-- Exercise aim --
Gather up every line that includes the string "there".

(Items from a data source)

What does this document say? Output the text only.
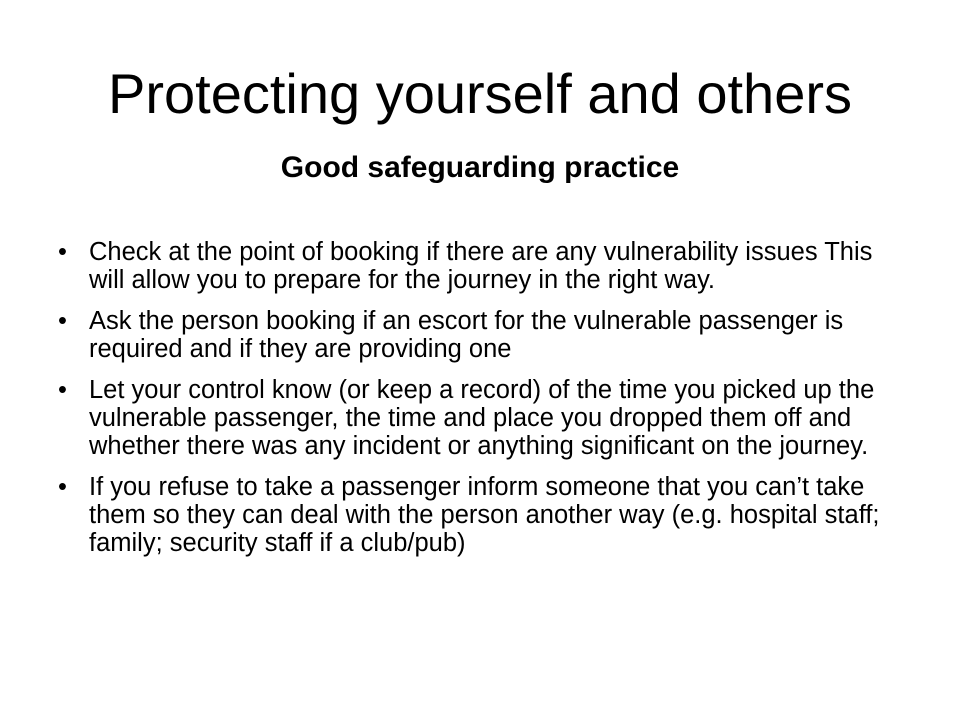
Protecting yourself and others
Good safeguarding practice
• Check at the point of booking if there are any vulnerability issues This will allow you to prepare for the journey in the right way.
• Ask the person booking if an escort for the vulnerable passenger is required and if they are providing one
• Let your control know (or keep a record) of the time you picked up the vulnerable passenger, the time and place you dropped them off and whether there was any incident or anything significant on the journey.
• If you refuse to take a passenger inform someone that you can’t take them so they can deal with the person another way (e.g. hospital staff; family; security staff if a club/pub)
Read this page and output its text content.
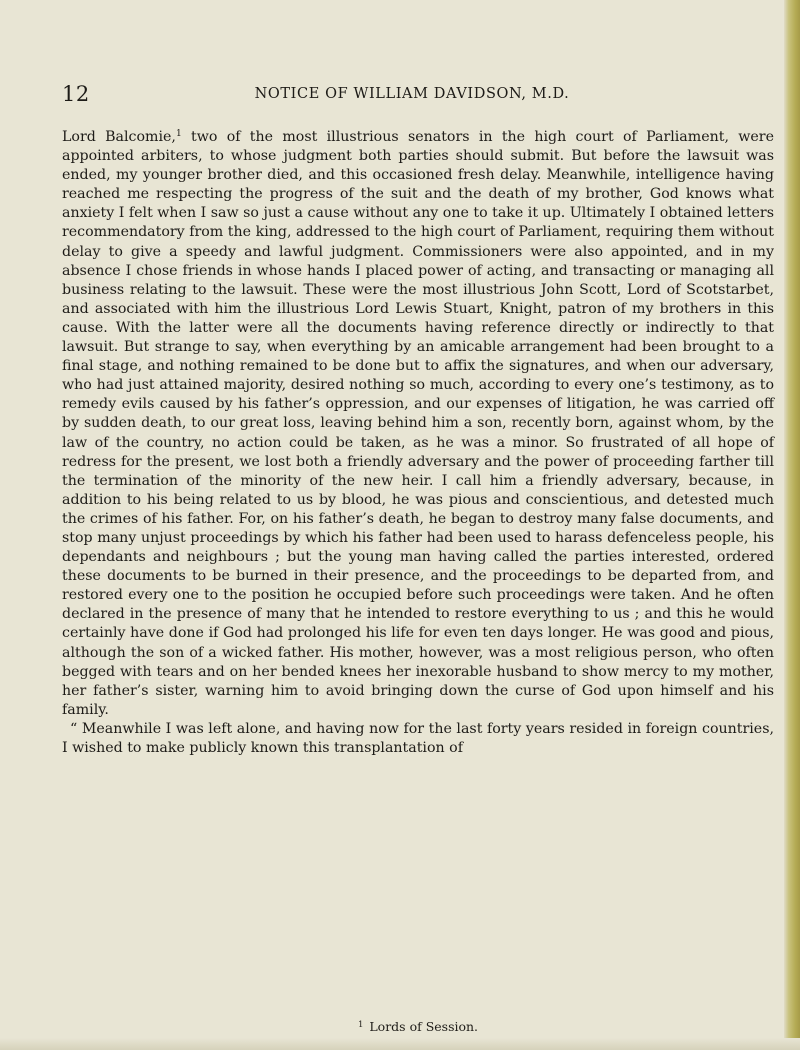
12	NOTICE OF WILLIAM DAVIDSON, M.D.

Lord Balcomie,$^1$ two of the most illustrious senators in the high court of Parliament, were appointed arbiters, to whose judgment both parties should submit. But before the lawsuit was ended, my younger brother died, and this occasioned fresh delay. Meanwhile, intelligence having reached me respecting the progress of the suit and the death of my brother, God knows what anxiety I felt when I saw so just a cause without any one to take it up. Ultimately I obtained letters recommendatory from the king, addressed to the high court of Parliament, requiring them without delay to give a speedy and lawful judgment. Commissioners were also appointed, and in my absence I chose friends in whose hands I placed power of acting, and transacting or managing all business relating to the lawsuit. These were the most illustrious John Scott, Lord of Scotstarbet, and associated with him the illustrious Lord Lewis Stuart, Knight, patron of my brothers in this cause. With the latter were all the documents having reference directly or indirectly to that lawsuit. But strange to say, when everything by an amicable arrangement had been brought to a final stage, and nothing remained to be done but to affix the signatures, and when our adversary, who had just attained majority, desired nothing so much, according to every one’s testimony, as to remedy evils caused by his father’s oppression, and our expenses of litigation, he was carried off by sudden death, to our great loss, leaving behind him a son, recently born, against whom, by the law of the country, no action could be taken, as he was a minor. So frustrated of all hope of redress for the present, we lost both a friendly adversary and the power of proceeding farther till the termination of the minority of the new heir. I call him a friendly adversary, because, in addition to his being related to us by blood, he was pious and conscientious, and detested much the crimes of his father. For, on his father’s death, he began to destroy many false documents, and stop many unjust proceedings by which his father had been used to harass defenceless people, his dependants and neighbours ; but the young man having called the parties interested, ordered these documents to be burned in their presence, and the proceedings to be departed from, and restored every one to the position he occupied before such proceedings were taken. And he often declared in the presence of many that he intended to restore everything to us ; and this he would certainly have done if God had prolonged his life for even ten days longer. He was good and pious, although the son of a wicked father. His mother, however, was a most religious person, who often begged with tears and on her bended knees her inexorable husband to show mercy to my mother, her father’s sister, warning him to avoid bringing down the curse of God upon himself and his family.

“ Meanwhile I was left alone, and having now for the last forty years resided in foreign countries, I wished to make publicly known this transplantation of

$^1$ Lords of Session.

-- Answer for the task --
• Check at the point of booking if there are any vulnerability issues This will allow you to prepare for the journey in the right way.
• Let your control know (or keep a record) of the time you picked up the vulnerable passenger, the time and place you dropped them off and whether there was any incident or anything significant on the journey.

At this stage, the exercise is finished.